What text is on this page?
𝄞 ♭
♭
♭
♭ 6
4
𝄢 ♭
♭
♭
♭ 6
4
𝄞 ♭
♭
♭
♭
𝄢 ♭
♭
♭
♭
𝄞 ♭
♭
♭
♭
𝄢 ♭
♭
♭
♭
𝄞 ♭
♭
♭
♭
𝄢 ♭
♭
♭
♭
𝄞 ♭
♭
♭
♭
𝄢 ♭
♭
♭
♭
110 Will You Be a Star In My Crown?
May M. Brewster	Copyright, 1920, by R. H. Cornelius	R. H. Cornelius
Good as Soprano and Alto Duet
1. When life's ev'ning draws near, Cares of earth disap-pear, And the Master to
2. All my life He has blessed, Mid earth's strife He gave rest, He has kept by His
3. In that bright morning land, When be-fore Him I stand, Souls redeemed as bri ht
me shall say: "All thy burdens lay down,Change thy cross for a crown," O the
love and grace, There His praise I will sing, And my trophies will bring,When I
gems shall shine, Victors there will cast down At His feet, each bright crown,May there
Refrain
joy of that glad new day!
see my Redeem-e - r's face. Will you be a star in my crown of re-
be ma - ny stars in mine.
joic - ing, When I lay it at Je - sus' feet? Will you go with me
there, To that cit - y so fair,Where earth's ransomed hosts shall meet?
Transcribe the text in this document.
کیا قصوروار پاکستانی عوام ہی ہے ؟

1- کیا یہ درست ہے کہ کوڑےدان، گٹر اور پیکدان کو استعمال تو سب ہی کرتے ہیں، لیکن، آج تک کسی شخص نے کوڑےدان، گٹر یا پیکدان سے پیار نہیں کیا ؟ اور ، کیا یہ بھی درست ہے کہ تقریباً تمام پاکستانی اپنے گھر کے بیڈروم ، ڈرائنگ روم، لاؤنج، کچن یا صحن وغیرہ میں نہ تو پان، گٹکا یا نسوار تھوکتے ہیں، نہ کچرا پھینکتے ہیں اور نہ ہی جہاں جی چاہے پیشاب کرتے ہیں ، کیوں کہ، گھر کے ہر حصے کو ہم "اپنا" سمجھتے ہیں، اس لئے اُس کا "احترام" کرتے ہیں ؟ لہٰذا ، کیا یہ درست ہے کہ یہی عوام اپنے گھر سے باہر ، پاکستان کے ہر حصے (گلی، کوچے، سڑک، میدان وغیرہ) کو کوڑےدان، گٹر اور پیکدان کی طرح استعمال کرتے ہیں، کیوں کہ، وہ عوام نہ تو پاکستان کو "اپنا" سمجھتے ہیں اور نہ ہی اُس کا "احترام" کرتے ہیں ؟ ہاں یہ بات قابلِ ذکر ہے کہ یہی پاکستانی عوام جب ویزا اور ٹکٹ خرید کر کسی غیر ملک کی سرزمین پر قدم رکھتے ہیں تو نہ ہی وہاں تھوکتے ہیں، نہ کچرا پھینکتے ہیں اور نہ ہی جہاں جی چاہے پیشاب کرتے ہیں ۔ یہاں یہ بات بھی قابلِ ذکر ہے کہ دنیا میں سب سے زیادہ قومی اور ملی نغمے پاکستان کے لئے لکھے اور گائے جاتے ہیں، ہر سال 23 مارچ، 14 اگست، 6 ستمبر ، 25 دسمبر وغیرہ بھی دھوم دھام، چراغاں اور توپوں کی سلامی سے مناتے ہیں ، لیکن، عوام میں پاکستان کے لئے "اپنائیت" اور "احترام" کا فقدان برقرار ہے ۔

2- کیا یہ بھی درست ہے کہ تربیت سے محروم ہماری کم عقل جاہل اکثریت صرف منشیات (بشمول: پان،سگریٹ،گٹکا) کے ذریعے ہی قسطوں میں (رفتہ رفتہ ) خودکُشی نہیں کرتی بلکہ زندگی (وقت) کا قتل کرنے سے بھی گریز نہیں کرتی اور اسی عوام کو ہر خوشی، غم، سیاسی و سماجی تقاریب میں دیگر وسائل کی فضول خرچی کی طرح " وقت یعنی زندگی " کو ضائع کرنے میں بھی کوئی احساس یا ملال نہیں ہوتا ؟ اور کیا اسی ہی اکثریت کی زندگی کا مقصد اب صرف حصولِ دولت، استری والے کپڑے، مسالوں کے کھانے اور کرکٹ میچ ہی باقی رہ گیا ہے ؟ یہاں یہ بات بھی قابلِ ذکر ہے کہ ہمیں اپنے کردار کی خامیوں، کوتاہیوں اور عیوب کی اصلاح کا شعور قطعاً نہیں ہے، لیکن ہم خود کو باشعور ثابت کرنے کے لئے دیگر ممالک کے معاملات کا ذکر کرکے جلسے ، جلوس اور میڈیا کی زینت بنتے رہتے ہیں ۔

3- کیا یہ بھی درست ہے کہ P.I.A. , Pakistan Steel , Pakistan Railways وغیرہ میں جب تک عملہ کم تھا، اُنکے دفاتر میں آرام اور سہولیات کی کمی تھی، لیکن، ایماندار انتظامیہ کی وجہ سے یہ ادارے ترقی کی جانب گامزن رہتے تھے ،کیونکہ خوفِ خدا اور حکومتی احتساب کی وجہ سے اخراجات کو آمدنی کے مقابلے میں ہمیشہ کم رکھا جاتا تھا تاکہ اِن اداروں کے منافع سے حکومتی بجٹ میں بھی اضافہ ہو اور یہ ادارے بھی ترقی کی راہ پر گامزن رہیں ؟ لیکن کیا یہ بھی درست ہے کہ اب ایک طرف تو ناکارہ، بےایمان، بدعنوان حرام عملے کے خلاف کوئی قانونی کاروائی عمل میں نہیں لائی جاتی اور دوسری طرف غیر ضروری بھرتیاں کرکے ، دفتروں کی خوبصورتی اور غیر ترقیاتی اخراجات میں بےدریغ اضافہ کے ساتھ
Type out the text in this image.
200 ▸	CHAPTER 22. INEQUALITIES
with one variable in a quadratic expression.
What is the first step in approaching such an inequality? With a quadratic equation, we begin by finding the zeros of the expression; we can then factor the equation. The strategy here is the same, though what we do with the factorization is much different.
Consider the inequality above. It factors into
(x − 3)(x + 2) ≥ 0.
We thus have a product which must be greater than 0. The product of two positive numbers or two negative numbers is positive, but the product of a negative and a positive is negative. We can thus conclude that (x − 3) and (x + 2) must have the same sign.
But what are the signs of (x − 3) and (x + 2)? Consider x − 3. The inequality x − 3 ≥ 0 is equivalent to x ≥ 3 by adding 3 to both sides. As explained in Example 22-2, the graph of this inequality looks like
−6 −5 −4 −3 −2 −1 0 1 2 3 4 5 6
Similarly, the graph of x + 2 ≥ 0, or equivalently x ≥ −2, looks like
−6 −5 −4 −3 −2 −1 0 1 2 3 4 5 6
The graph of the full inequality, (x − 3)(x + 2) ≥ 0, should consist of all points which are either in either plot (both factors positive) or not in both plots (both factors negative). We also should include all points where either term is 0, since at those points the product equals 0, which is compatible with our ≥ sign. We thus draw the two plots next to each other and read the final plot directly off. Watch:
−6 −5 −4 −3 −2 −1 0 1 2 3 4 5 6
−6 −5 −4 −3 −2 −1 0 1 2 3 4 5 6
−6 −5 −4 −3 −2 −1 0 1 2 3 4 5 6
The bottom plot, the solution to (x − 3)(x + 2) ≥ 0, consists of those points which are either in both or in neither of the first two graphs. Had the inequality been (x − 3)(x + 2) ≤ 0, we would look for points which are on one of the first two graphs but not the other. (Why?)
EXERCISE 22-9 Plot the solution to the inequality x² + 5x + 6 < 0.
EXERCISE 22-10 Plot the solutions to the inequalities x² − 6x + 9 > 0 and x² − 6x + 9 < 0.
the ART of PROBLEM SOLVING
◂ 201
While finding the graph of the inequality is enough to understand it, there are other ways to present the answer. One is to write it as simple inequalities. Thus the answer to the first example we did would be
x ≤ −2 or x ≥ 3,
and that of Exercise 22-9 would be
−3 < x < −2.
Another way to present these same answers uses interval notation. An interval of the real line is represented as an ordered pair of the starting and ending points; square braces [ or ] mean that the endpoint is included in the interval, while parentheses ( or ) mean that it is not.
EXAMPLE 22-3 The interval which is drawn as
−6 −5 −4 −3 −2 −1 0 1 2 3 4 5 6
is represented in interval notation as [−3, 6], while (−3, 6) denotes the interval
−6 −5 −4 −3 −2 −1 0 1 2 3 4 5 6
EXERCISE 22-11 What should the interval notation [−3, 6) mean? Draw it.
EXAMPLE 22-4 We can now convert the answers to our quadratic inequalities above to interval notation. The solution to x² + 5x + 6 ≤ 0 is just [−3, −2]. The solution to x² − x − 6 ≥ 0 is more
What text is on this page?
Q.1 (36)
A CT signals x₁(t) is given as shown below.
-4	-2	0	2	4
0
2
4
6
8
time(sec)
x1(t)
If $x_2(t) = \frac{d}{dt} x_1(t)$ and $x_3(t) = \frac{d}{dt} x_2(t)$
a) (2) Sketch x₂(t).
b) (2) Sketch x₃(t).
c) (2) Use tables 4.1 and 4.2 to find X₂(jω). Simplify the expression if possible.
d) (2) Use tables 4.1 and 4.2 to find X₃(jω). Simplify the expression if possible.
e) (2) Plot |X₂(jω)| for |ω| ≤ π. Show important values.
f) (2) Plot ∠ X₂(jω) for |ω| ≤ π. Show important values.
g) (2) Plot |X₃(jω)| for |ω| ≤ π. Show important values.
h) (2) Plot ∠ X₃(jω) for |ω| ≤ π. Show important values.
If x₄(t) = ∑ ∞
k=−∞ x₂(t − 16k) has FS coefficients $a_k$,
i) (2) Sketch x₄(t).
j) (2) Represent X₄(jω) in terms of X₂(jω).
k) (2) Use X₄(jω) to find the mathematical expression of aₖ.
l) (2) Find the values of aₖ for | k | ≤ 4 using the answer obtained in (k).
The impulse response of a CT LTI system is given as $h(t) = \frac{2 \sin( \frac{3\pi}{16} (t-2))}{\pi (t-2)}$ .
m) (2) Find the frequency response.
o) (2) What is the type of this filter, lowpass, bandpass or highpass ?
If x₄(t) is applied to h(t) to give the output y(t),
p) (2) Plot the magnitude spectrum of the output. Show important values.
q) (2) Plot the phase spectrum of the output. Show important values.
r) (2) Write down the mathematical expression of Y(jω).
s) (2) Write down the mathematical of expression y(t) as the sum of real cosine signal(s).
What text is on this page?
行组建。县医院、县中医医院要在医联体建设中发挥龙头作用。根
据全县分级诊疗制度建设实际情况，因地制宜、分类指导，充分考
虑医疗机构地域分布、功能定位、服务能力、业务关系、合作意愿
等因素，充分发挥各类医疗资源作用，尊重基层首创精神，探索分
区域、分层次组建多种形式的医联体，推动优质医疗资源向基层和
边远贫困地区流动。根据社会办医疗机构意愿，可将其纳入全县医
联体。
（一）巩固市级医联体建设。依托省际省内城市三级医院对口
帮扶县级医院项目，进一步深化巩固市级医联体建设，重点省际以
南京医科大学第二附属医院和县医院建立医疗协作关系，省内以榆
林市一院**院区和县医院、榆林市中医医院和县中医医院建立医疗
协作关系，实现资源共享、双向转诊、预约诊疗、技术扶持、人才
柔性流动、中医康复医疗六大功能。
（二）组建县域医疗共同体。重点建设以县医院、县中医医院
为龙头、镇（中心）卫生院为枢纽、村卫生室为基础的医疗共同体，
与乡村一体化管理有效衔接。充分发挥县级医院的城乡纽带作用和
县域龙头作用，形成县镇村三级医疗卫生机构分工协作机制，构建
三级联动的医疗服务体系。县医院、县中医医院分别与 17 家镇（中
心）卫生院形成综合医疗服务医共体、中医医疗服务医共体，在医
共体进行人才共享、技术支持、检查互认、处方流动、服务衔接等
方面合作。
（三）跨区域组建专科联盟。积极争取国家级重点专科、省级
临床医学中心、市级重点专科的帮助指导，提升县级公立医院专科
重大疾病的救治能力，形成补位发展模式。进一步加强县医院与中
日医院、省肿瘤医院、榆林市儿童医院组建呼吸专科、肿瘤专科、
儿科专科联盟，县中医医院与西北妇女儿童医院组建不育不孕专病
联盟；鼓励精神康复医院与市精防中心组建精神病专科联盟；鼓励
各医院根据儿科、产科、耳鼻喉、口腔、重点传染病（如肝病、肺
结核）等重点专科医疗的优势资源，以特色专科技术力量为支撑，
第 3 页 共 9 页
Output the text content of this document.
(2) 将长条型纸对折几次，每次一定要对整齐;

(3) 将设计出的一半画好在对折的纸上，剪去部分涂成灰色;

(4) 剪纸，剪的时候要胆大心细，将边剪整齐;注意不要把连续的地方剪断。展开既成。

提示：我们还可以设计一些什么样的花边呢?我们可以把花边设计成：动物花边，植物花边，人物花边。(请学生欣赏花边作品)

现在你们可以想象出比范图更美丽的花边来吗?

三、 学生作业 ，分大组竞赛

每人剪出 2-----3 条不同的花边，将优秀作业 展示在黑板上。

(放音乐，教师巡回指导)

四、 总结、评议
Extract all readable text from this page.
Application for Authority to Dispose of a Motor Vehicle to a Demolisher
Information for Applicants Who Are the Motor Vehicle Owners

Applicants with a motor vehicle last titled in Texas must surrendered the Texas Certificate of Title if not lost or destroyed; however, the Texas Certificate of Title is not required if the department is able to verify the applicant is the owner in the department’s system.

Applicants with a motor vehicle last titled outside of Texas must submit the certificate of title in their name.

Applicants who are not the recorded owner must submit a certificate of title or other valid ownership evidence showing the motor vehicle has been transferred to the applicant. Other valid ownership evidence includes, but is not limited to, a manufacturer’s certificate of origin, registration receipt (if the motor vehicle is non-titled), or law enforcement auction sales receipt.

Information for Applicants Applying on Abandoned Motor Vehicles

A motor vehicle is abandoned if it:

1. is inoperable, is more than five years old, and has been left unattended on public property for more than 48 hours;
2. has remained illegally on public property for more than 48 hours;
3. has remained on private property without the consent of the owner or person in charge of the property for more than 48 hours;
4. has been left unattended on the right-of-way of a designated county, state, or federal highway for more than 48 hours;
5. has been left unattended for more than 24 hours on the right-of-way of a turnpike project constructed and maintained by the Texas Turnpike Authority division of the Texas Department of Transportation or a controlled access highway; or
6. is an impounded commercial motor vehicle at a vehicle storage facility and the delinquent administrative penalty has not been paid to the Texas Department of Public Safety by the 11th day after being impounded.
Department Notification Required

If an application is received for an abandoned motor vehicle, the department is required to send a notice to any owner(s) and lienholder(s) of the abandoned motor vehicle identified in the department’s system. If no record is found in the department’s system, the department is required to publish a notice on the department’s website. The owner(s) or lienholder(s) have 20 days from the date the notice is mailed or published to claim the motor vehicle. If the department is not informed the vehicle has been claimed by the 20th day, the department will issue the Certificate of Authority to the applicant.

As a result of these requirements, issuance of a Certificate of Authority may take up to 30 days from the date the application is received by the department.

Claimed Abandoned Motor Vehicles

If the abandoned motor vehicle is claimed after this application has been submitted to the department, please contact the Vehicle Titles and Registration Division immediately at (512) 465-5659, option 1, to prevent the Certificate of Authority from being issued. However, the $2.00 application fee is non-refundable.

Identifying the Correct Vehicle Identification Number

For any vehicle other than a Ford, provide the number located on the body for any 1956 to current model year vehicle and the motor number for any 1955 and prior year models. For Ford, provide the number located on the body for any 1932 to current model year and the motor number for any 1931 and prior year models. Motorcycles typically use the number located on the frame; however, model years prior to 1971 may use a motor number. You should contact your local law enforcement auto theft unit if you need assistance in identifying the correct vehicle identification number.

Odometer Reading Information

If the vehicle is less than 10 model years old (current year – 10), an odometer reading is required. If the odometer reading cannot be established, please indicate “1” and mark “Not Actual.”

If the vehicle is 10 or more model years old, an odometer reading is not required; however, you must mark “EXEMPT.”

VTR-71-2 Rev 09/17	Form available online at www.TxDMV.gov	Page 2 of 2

········

Pick out all lines containing the string "life".

1. When life's ev'ning draws near, Cares of earth disap-pear, And the Master to
2. All my life He has blessed, Mid earth's strife He gave rest, He has kept by His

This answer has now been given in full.